* [TASK INSTRUCTIONS]
Write out the records word for word, starting at the line that contains "product-card: 义乌市佳顺家居用品厂 打开1688" and ending at the line that contains "clipboard-icon — [420, 758, 445, 788]", with both of those lines included.

* [DATASET]
▬▬▬▬▬▬

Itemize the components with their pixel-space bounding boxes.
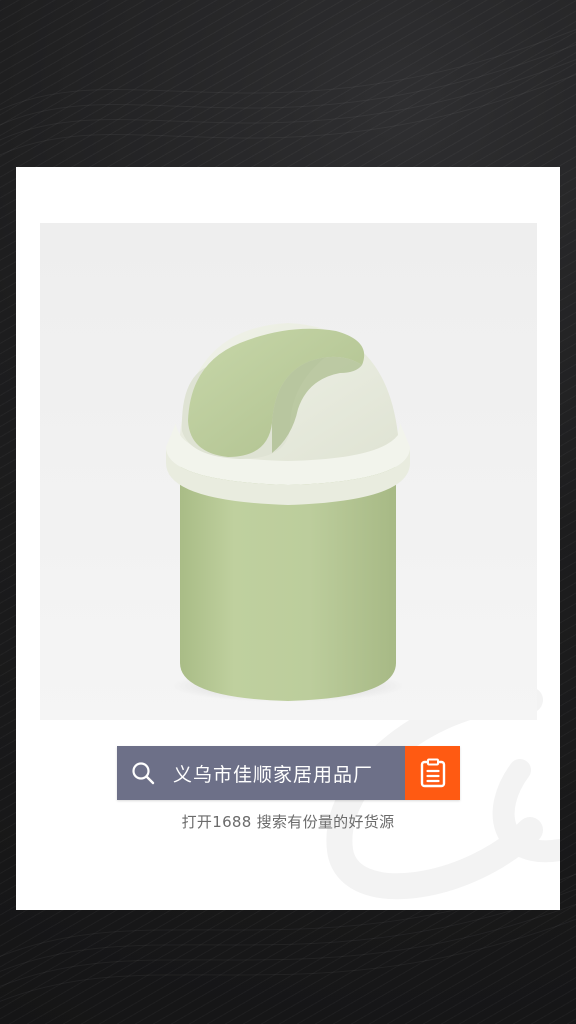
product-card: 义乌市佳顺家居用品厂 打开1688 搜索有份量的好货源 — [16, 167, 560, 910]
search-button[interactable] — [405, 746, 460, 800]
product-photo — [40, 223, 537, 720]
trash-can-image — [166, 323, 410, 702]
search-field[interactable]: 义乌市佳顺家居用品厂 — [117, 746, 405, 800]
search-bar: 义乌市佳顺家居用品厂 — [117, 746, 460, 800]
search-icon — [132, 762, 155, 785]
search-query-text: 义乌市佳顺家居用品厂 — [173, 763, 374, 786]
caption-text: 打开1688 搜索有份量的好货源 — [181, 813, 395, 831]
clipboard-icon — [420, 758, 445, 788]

▬▬▬▬▬▬

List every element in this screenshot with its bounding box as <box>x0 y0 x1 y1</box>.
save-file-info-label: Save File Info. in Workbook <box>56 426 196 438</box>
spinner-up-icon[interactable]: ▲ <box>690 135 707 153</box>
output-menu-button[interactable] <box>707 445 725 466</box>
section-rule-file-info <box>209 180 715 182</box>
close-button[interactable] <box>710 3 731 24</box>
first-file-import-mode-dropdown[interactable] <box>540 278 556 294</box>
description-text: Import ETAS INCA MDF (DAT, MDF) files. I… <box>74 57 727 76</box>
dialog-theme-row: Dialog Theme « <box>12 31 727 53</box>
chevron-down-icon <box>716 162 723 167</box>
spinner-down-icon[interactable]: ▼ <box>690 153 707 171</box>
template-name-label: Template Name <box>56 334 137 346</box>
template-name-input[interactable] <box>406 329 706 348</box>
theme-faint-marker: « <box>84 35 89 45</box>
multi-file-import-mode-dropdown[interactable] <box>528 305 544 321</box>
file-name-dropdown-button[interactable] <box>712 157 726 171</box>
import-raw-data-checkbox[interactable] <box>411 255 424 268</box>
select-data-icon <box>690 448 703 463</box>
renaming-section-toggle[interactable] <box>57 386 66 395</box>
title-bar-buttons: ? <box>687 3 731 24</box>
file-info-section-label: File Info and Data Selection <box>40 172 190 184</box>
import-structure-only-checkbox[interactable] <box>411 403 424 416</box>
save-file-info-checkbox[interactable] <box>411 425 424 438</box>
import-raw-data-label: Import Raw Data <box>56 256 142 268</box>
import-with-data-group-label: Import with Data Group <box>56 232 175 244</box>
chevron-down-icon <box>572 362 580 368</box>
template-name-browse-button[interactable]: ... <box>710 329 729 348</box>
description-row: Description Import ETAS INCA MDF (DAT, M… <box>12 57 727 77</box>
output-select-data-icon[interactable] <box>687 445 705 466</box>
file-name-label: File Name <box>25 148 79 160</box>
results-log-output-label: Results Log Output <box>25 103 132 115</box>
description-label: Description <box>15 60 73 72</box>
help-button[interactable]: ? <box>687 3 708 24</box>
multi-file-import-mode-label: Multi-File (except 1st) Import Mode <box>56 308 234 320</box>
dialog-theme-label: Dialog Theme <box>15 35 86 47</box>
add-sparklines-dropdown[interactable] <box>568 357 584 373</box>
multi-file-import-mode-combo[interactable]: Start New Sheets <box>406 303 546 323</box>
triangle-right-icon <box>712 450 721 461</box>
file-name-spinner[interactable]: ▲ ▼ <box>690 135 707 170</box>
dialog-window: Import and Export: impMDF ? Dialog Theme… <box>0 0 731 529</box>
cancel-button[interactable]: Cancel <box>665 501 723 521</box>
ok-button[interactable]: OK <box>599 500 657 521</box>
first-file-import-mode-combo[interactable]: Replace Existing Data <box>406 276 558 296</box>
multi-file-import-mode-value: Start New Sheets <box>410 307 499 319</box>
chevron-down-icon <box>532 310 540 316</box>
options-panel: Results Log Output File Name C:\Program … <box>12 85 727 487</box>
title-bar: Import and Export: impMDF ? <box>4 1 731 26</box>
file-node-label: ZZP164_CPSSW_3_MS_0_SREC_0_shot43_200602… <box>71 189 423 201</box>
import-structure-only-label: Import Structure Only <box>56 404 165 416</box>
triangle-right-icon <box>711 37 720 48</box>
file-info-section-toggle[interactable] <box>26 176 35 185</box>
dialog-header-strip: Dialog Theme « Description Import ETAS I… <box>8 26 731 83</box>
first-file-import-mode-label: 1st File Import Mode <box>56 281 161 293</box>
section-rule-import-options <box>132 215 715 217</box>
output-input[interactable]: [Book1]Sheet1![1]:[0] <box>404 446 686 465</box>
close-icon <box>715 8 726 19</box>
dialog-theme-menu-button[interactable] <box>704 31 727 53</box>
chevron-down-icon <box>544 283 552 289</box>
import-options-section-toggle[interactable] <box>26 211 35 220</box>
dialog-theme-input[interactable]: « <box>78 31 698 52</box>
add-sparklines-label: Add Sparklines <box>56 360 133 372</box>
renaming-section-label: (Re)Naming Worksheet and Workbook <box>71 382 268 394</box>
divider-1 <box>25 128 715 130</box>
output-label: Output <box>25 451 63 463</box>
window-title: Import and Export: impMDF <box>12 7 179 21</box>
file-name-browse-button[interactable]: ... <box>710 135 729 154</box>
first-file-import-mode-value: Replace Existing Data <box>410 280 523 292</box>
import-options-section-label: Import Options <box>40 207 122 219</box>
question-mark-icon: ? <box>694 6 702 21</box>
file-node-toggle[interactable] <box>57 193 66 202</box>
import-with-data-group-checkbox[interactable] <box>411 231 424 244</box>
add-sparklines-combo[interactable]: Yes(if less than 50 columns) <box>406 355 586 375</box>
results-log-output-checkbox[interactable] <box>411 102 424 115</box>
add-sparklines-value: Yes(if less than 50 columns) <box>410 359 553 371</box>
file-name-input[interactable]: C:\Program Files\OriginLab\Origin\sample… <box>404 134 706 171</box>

▬▬▬▬▬▬

* [COMPLETE ANSWER]
product-card: 义乌市佳顺家居用品厂 打开1688 搜索有份量的好货源 — [16, 167, 560, 910]
search-button[interactable] — [405, 746, 460, 800]
product-photo — [40, 223, 537, 720]
trash-can-image — [166, 323, 410, 702]
search-field[interactable]: 义乌市佳顺家居用品厂 — [117, 746, 405, 800]
search-bar: 义乌市佳顺家居用品厂 — [117, 746, 460, 800]
search-icon — [132, 762, 155, 785]
search-query-text: 义乌市佳顺家居用品厂 — [173, 763, 374, 786]
caption-text: 打开1688 搜索有份量的好货源 — [181, 813, 395, 831]
clipboard-icon — [420, 758, 445, 788]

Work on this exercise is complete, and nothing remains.